=== WHAT YOU SHOULD DO ===
How many lines of the entries below include the word "north"? Answer with the number alone.

[Data listing]

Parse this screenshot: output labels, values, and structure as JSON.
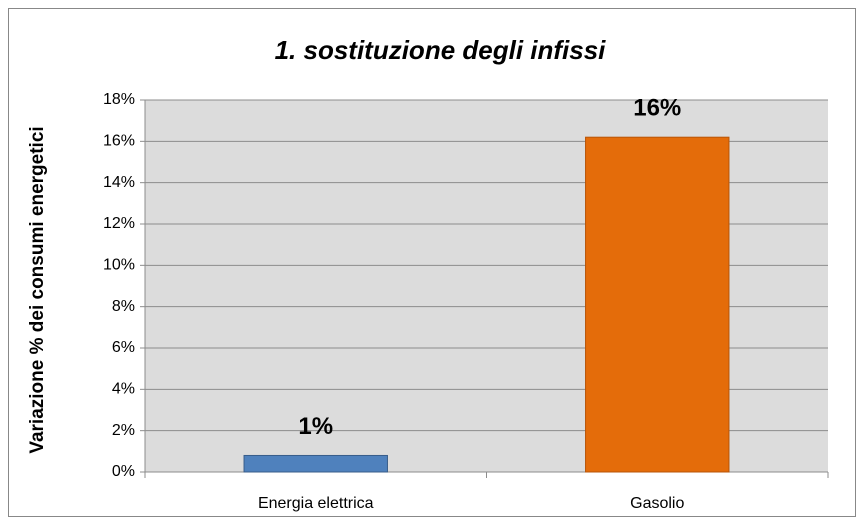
{
  "chart_data": {
    "type": "bar",
    "title": "1. sostituzione degli infissi",
    "y_label": "Variazione % dei consumi energetici",
    "categories": [
      "Energia elettrica",
      "Gasolio"
    ],
    "values": [
      0.8,
      16.2
    ],
    "value_labels": [
      "1%",
      "16%"
    ],
    "colors": [
      "#4f81bd",
      "#e46c0a"
    ],
    "ylim": [
      0,
      18
    ],
    "yticks": [
      {
        "value": 0,
        "label": "0%"
      },
      {
        "value": 2,
        "label": "2%"
      },
      {
        "value": 4,
        "label": "4%"
      },
      {
        "value": 6,
        "label": "6%"
      },
      {
        "value": 8,
        "label": "8%"
      },
      {
        "value": 10,
        "label": "10%"
      },
      {
        "value": 12,
        "label": "12%"
      },
      {
        "value": 14,
        "label": "14%"
      },
      {
        "value": 16,
        "label": "16%"
      },
      {
        "value": 18,
        "label": "18%"
      }
    ],
    "grid": true
  }
}
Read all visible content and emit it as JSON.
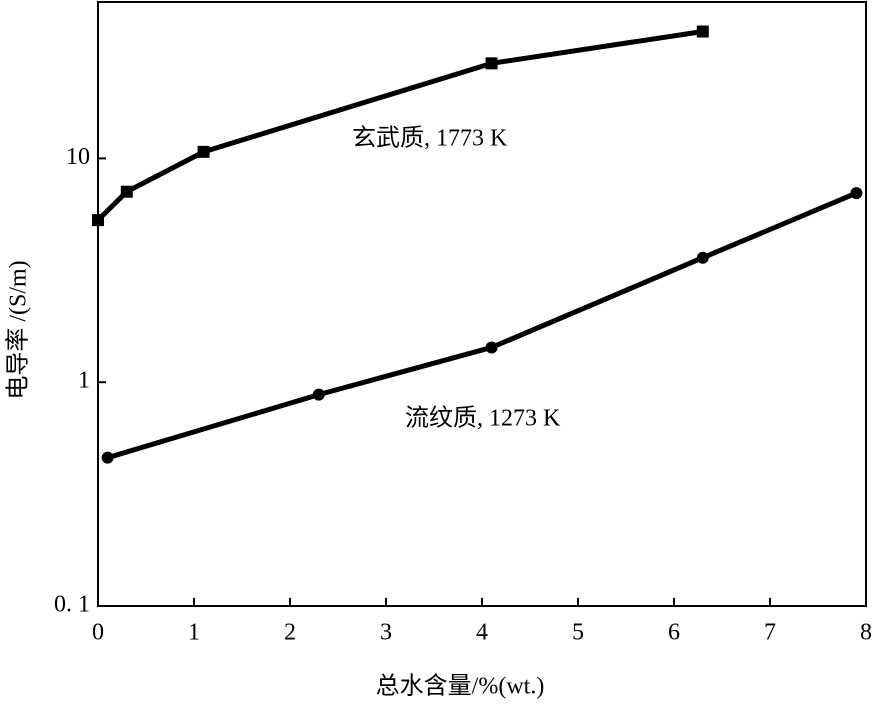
{
  "chart_data": {
    "type": "line",
    "y_scale": "log",
    "x_label": "总水含量/%(wt.)",
    "y_label": "电导率 /(S/m)",
    "xlim": [
      0,
      8
    ],
    "xticks": [
      0,
      1,
      2,
      3,
      4,
      5,
      6,
      7,
      8
    ],
    "ylim": [
      0.1,
      50
    ],
    "yticks": [
      {
        "value": 0.1,
        "label": "0. 1"
      },
      1,
      10
    ],
    "grid": false,
    "series": [
      {
        "name": "玄武质, 1773 K",
        "color": "#000000",
        "marker": "square",
        "x": [
          0,
          0.3,
          1.1,
          4.1,
          6.3
        ],
        "values": [
          5.3,
          7.1,
          10.7,
          26.6,
          36.9
        ]
      },
      {
        "name": "流纹质, 1273 K",
        "color": "#000000",
        "marker": "circle",
        "x": [
          0.1,
          2.3,
          4.1,
          6.3,
          7.9
        ],
        "values": [
          0.46,
          0.88,
          1.43,
          3.6,
          7.0
        ]
      }
    ]
  }
}
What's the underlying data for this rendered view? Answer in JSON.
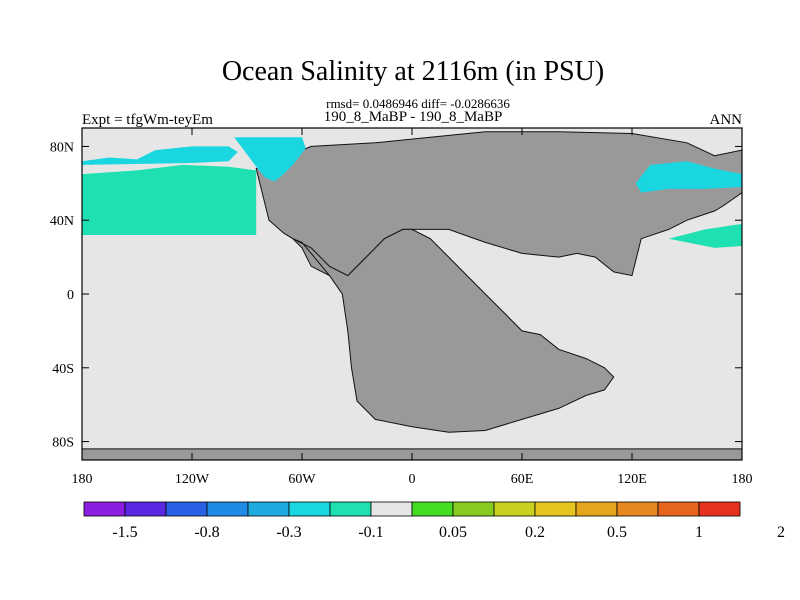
{
  "title": "Ocean Salinity at 2116m (in PSU)",
  "stats": "rmsd= 0.0486946 diff= -0.0286636",
  "subtitle_left": "Expt = tfgWm-teyEm",
  "subtitle_center": "190_8_MaBP - 190_8_MaBP",
  "subtitle_right": "ANN",
  "axes": {
    "x_ticks": [
      {
        "value": -180,
        "label": "180"
      },
      {
        "value": -120,
        "label": "120W"
      },
      {
        "value": -60,
        "label": "60W"
      },
      {
        "value": 0,
        "label": "0"
      },
      {
        "value": 60,
        "label": "60E"
      },
      {
        "value": 120,
        "label": "120E"
      },
      {
        "value": 180,
        "label": "180"
      }
    ],
    "y_ticks": [
      {
        "value": 80,
        "label": "80N"
      },
      {
        "value": 40,
        "label": "40N"
      },
      {
        "value": 0,
        "label": "0"
      },
      {
        "value": -40,
        "label": "40S"
      },
      {
        "value": -80,
        "label": "80S"
      }
    ],
    "lon_range": [
      -180,
      180
    ],
    "lat_range": [
      -90,
      90
    ]
  },
  "colors": {
    "land": "#999999",
    "neutral": "#e6e6e6",
    "teal": "#1ee0b0",
    "cyan": "#1ad6e0",
    "green": "#44dd22"
  },
  "colorbar": {
    "colors": [
      "#8c1ee0",
      "#5a28e0",
      "#2860e6",
      "#1e8ce6",
      "#1eaadf",
      "#1ad6e0",
      "#1ee0b0",
      "#e6e6e6",
      "#44dd22",
      "#88cc22",
      "#c8d21e",
      "#e6c51e",
      "#e6a51e",
      "#e6881e",
      "#e6641e",
      "#e6321e"
    ],
    "labels": [
      {
        "boundary": 1,
        "text": "-1.5"
      },
      {
        "boundary": 3,
        "text": "-0.8"
      },
      {
        "boundary": 5,
        "text": "-0.3"
      },
      {
        "boundary": 7,
        "text": "-0.1"
      },
      {
        "boundary": 9,
        "text": "0.05"
      },
      {
        "boundary": 11,
        "text": "0.2"
      },
      {
        "boundary": 13,
        "text": "0.5"
      },
      {
        "boundary": 15,
        "text": "1"
      },
      {
        "boundary": 17,
        "text": "2"
      }
    ]
  },
  "chart_data": {
    "type": "heatmap",
    "title": "Ocean Salinity at 2116m (in PSU)",
    "units": "PSU",
    "xlabel": "",
    "ylabel": "",
    "xlim": [
      -180,
      180
    ],
    "ylim": [
      -90,
      90
    ],
    "regions": [
      {
        "id": "south-polar-land",
        "class": "land",
        "lon": [
          -180,
          180,
          180,
          -180
        ],
        "lat": [
          -84,
          -84,
          -90,
          -90
        ]
      },
      {
        "id": "pangaea-north",
        "class": "land",
        "lon": [
          -85,
          -55,
          -20,
          10,
          40,
          80,
          120,
          150,
          165,
          180,
          180,
          170,
          165,
          150,
          140,
          125,
          120,
          110,
          100,
          90,
          80,
          60,
          40,
          20,
          5,
          -5,
          -15,
          -25,
          -35,
          -45,
          -55,
          -60,
          -65,
          -70,
          -78
        ],
        "lat": [
          68,
          80,
          82,
          85,
          88,
          88,
          87,
          82,
          75,
          78,
          55,
          48,
          45,
          40,
          35,
          30,
          10,
          12,
          20,
          22,
          20,
          22,
          28,
          35,
          35,
          35,
          30,
          20,
          10,
          10,
          15,
          25,
          30,
          33,
          40
        ]
      },
      {
        "id": "pangaea-south",
        "class": "land",
        "lon": [
          -65,
          -55,
          -45,
          -35,
          -25,
          -15,
          -5,
          0,
          10,
          20,
          30,
          40,
          50,
          60,
          70,
          80,
          95,
          105,
          110,
          105,
          95,
          80,
          60,
          40,
          20,
          0,
          -20,
          -30,
          -33,
          -35,
          -38,
          -45,
          -55,
          -60
        ],
        "lat": [
          30,
          25,
          15,
          10,
          20,
          30,
          35,
          35,
          30,
          20,
          10,
          0,
          -10,
          -20,
          -22,
          -30,
          -35,
          -40,
          -45,
          -52,
          -55,
          -62,
          -68,
          -74,
          -75,
          -72,
          -68,
          -58,
          -40,
          -20,
          0,
          10,
          22,
          28
        ]
      },
      {
        "id": "north-pacific-teal",
        "class": "teal",
        "lon": [
          -180,
          -85,
          -85,
          -100,
          -125,
          -150,
          -180
        ],
        "lat": [
          32,
          32,
          67,
          69,
          70,
          67,
          65
        ]
      },
      {
        "id": "arctic-cyan",
        "class": "cyan",
        "lon": [
          -97,
          -60,
          -58,
          -65,
          -70,
          -75,
          -80,
          -85
        ],
        "lat": [
          85,
          85,
          79,
          70,
          65,
          61,
          63,
          69
        ]
      },
      {
        "id": "pacific-subpolar-cyan",
        "class": "cyan",
        "lon": [
          -180,
          -165,
          -150,
          -140,
          -120,
          -100,
          -95,
          -100,
          -120,
          -180
        ],
        "lat": [
          72,
          74,
          73,
          78,
          80,
          80,
          77,
          72,
          71,
          70
        ]
      },
      {
        "id": "east-cyan",
        "class": "cyan",
        "lon": [
          122,
          130,
          150,
          165,
          175,
          180,
          180,
          160,
          140,
          125
        ],
        "lat": [
          60,
          70,
          72,
          68,
          66,
          65,
          58,
          57,
          57,
          55
        ]
      },
      {
        "id": "east-teal",
        "class": "teal",
        "lon": [
          140,
          160,
          180,
          180,
          165,
          150
        ],
        "lat": [
          30,
          35,
          38,
          26,
          25,
          28
        ]
      }
    ]
  }
}
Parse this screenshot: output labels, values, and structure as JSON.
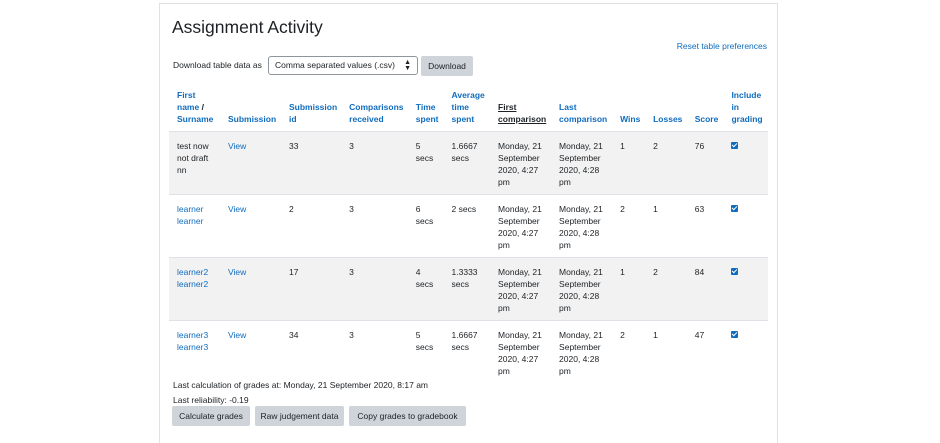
{
  "page": {
    "title": "Assignment Activity",
    "reset_link": "Reset table preferences",
    "download_label": "Download table data as",
    "download_format": "Comma separated values (.csv)",
    "download_button": "Download"
  },
  "table": {
    "headers": {
      "first_name": "First name",
      "slash": "/",
      "surname": "Surname",
      "submission": "Submission",
      "submission_id": "Submission id",
      "comparisons_received": "Comparisons received",
      "time_spent": "Time spent",
      "average_time_spent": "Average time spent",
      "first_comparison": "First comparison",
      "last_comparison": "Last comparison",
      "wins": "Wins",
      "losses": "Losses",
      "score": "Score",
      "include_in_grading": "Include in grading"
    },
    "rows": [
      {
        "name": "test now not draft nn",
        "submission": "View",
        "submission_id": "33",
        "comparisons": "3",
        "time_spent": "5 secs",
        "average_time": "1.6667 secs",
        "first_comparison": "Monday, 21 September 2020, 4:27 pm",
        "last_comparison": "Monday, 21 September 2020, 4:28 pm",
        "wins": "1",
        "losses": "2",
        "score": "76",
        "include": true
      },
      {
        "name": "learner learner",
        "submission": "View",
        "submission_id": "2",
        "comparisons": "3",
        "time_spent": "6 secs",
        "average_time": "2 secs",
        "first_comparison": "Monday, 21 September 2020, 4:27 pm",
        "last_comparison": "Monday, 21 September 2020, 4:28 pm",
        "wins": "2",
        "losses": "1",
        "score": "63",
        "include": true
      },
      {
        "name": "learner2 learner2",
        "submission": "View",
        "submission_id": "17",
        "comparisons": "3",
        "time_spent": "4 secs",
        "average_time": "1.3333 secs",
        "first_comparison": "Monday, 21 September 2020, 4:27 pm",
        "last_comparison": "Monday, 21 September 2020, 4:28 pm",
        "wins": "1",
        "losses": "2",
        "score": "84",
        "include": true
      },
      {
        "name": "learner3 learner3",
        "submission": "View",
        "submission_id": "34",
        "comparisons": "3",
        "time_spent": "5 secs",
        "average_time": "1.6667 secs",
        "first_comparison": "Monday, 21 September 2020, 4:27 pm",
        "last_comparison": "Monday, 21 September 2020, 4:28 pm",
        "wins": "2",
        "losses": "1",
        "score": "47",
        "include": true
      }
    ]
  },
  "footer": {
    "last_calculation": "Last calculation of grades at: Monday, 21 September 2020, 8:17 am",
    "last_reliability": "Last reliability: -0.19",
    "calculate_button": "Calculate grades",
    "raw_button": "Raw judgement data",
    "copy_button": "Copy grades to gradebook"
  }
}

=== EXERCISE OUTPUT ===
2